OBJECTIVE: All of the lines below are to be printed again exactly; images are excluded from the output.

Dataset entries on figures:
━━━━

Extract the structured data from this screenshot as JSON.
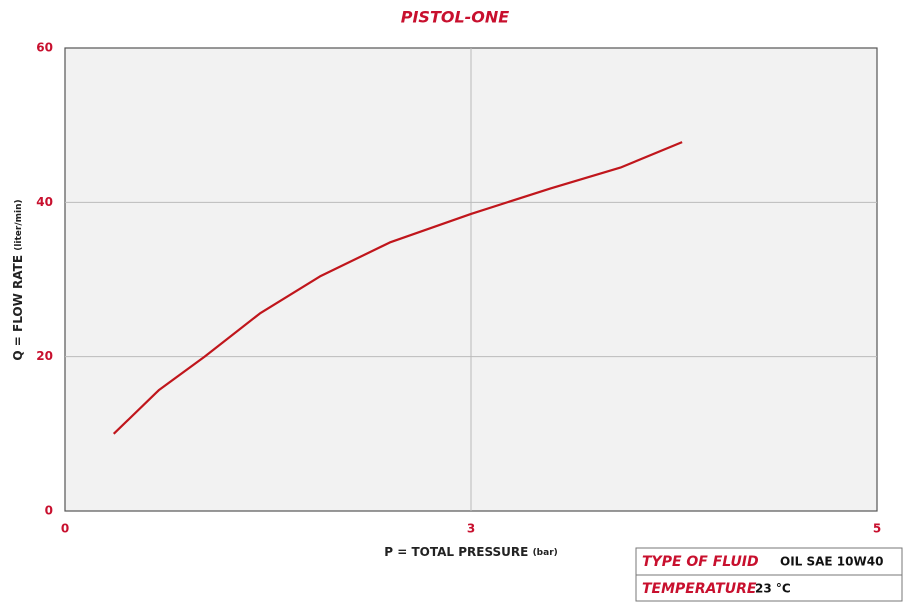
{
  "chart_data": {
    "type": "line",
    "title": "PISTOL-ONE",
    "x_label": "P = TOTAL PRESSURE",
    "x_unit": "(bar)",
    "y_label": "Q = FLOW RATE",
    "y_unit": "(liter/min)",
    "series": [
      {
        "name": "PISTOL-ONE",
        "color": "#c0161c",
        "x": [
          0.3,
          0.58,
          0.86,
          1.2,
          1.57,
          2.0,
          2.5,
          2.99,
          3.42,
          3.8
        ],
        "values": [
          10,
          15.7,
          20,
          25.6,
          30.4,
          34.8,
          38.5,
          41.8,
          44.5,
          47.8
        ]
      }
    ],
    "xlim": [
      0,
      5
    ],
    "xticks": [
      0,
      {
        "value": 2.5,
        "label": "3"
      },
      5
    ],
    "ylim": [
      0,
      60
    ],
    "yticks": [
      0,
      20,
      40,
      60
    ],
    "grid": true
  },
  "info_table": {
    "rows": [
      [
        "TYPE OF FLUID",
        "OIL SAE 10W40"
      ],
      [
        "TEMPERATURE",
        "23 °C"
      ]
    ]
  }
}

━━━━

CORRECT RESULT:
Extract the structured data from this screenshot as JSON.
{
  "chart_data": {
    "type": "line",
    "title": "PISTOL-ONE",
    "x_label": "P = TOTAL PRESSURE",
    "x_unit": "(bar)",
    "y_label": "Q = FLOW RATE",
    "y_unit": "(liter/min)",
    "series": [
      {
        "name": "PISTOL-ONE",
        "color": "#c0161c",
        "x": [
          0.3,
          0.58,
          0.86,
          1.2,
          1.57,
          2.0,
          2.5,
          2.99,
          3.42,
          3.8
        ],
        "values": [
          10,
          15.7,
          20,
          25.6,
          30.4,
          34.8,
          38.5,
          41.8,
          44.5,
          47.8
        ]
      }
    ],
    "xlim": [
      0,
      5
    ],
    "xticks": [
      0,
      {
        "value": 2.5,
        "label": "3"
      },
      5
    ],
    "ylim": [
      0,
      60
    ],
    "yticks": [
      0,
      20,
      40,
      60
    ],
    "grid": true
  },
  "info_table": {
    "rows": [
      [
        "TYPE OF FLUID",
        "OIL SAE 10W40"
      ],
      [
        "TEMPERATURE",
        "23 °C"
      ]
    ]
  }
}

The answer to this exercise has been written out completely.